## Start

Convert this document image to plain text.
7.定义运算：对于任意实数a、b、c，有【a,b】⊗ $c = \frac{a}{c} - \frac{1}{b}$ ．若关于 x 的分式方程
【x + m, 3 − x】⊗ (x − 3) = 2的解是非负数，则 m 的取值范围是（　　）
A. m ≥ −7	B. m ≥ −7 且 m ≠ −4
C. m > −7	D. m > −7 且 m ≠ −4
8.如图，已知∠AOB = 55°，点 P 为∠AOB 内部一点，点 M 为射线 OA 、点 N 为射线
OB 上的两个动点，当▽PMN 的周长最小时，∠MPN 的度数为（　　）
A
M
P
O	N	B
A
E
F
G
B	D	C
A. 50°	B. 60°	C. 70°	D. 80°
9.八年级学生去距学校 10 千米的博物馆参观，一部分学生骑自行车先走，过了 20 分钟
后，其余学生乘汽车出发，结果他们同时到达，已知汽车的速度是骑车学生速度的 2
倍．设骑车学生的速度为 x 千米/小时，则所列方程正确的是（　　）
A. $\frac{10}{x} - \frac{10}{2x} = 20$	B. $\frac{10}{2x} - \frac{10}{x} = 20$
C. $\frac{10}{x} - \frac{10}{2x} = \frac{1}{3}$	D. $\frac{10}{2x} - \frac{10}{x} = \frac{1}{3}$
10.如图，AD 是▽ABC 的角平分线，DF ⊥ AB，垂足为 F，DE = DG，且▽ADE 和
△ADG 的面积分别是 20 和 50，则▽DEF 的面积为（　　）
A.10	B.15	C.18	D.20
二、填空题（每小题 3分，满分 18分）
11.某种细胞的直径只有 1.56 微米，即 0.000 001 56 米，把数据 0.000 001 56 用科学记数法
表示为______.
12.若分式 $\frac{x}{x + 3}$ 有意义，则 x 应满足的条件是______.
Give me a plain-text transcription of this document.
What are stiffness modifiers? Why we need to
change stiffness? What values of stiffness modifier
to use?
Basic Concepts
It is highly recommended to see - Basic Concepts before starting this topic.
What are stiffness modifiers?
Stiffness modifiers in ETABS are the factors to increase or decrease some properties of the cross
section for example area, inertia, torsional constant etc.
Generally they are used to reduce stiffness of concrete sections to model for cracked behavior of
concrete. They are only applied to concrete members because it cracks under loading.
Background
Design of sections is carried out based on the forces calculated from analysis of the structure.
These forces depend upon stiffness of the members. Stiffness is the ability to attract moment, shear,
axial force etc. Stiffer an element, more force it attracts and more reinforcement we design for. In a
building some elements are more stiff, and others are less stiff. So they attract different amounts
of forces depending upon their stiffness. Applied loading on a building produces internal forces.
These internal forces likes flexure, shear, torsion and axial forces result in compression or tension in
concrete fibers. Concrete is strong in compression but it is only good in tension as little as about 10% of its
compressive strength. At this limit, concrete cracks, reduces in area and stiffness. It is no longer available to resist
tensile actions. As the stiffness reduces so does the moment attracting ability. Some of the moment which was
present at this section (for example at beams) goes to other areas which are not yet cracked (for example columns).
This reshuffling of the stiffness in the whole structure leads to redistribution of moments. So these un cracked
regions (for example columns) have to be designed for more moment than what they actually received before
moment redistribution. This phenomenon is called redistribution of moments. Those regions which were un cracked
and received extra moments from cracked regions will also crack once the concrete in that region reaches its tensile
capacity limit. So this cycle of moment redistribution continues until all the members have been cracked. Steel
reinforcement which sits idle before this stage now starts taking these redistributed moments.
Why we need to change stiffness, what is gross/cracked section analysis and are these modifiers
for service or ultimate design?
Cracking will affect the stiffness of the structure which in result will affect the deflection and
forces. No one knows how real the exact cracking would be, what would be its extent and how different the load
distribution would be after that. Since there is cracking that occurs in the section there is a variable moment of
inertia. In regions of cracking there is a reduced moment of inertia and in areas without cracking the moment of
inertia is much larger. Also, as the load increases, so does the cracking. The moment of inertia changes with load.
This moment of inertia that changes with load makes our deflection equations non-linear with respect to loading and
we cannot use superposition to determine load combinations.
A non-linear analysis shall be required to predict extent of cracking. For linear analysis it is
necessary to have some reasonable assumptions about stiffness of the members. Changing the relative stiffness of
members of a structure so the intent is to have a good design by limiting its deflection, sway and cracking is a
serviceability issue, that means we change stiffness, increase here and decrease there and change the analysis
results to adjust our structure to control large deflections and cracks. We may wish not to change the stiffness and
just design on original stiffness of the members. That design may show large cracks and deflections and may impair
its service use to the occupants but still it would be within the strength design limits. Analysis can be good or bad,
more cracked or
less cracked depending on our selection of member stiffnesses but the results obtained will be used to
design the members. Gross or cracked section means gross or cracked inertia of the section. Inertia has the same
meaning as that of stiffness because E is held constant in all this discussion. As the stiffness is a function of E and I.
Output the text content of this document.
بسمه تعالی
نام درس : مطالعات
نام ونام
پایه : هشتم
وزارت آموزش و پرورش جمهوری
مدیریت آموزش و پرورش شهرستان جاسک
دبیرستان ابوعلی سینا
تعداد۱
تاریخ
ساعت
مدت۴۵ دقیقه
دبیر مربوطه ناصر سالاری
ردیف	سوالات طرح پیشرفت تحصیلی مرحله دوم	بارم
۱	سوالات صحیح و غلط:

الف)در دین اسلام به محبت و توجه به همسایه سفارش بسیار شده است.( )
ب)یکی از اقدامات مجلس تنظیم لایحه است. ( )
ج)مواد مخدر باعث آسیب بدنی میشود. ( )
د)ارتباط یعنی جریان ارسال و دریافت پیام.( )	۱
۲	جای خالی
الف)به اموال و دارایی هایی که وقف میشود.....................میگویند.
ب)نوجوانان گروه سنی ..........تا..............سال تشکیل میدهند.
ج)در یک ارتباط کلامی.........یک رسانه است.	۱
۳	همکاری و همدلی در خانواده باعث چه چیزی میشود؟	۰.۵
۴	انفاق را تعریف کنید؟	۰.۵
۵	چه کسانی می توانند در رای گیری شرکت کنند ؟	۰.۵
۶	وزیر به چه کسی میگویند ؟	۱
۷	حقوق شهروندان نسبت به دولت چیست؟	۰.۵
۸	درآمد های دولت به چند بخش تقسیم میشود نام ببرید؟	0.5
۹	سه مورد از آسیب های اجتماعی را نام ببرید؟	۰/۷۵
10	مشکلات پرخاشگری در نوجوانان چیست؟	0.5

## End

• [EXERCISE REQUIREMENTS]: Every line from the one containing "Output the text content of this document." through the last line of the entries must be written out verbatim, and no other line.

• [COMPLETE OUTPUT]:
Output the text content of this document.
بسمه تعالی
نام درس : مطالعات
نام ونام
پایه : هشتم
وزارت آموزش و پرورش جمهوری
مدیریت آموزش و پرورش شهرستان جاسک
دبیرستان ابوعلی سینا
تعداد۱
تاریخ
ساعت
مدت۴۵ دقیقه
دبیر مربوطه ناصر سالاری
ردیف	سوالات طرح پیشرفت تحصیلی مرحله دوم	بارم
۱	سوالات صحیح و غلط:

الف)در دین اسلام به محبت و توجه به همسایه سفارش بسیار شده است.( )
ب)یکی از اقدامات مجلس تنظیم لایحه است. ( )
ج)مواد مخدر باعث آسیب بدنی میشود. ( )
د)ارتباط یعنی جریان ارسال و دریافت پیام.( )	۱
۲	جای خالی
الف)به اموال و دارایی هایی که وقف میشود.....................میگویند.
ب)نوجوانان گروه سنی ..........تا..............سال تشکیل میدهند.
ج)در یک ارتباط کلامی.........یک رسانه است.	۱
۳	همکاری و همدلی در خانواده باعث چه چیزی میشود؟	۰.۵
۴	انفاق را تعریف کنید؟	۰.۵
۵	چه کسانی می توانند در رای گیری شرکت کنند ؟	۰.۵
۶	وزیر به چه کسی میگویند ؟	۱
۷	حقوق شهروندان نسبت به دولت چیست؟	۰.۵
۸	درآمد های دولت به چند بخش تقسیم میشود نام ببرید؟	0.5
۹	سه مورد از آسیب های اجتماعی را نام ببرید؟	۰/۷۵
10	مشکلات پرخاشگری در نوجوانان چیست؟	0.5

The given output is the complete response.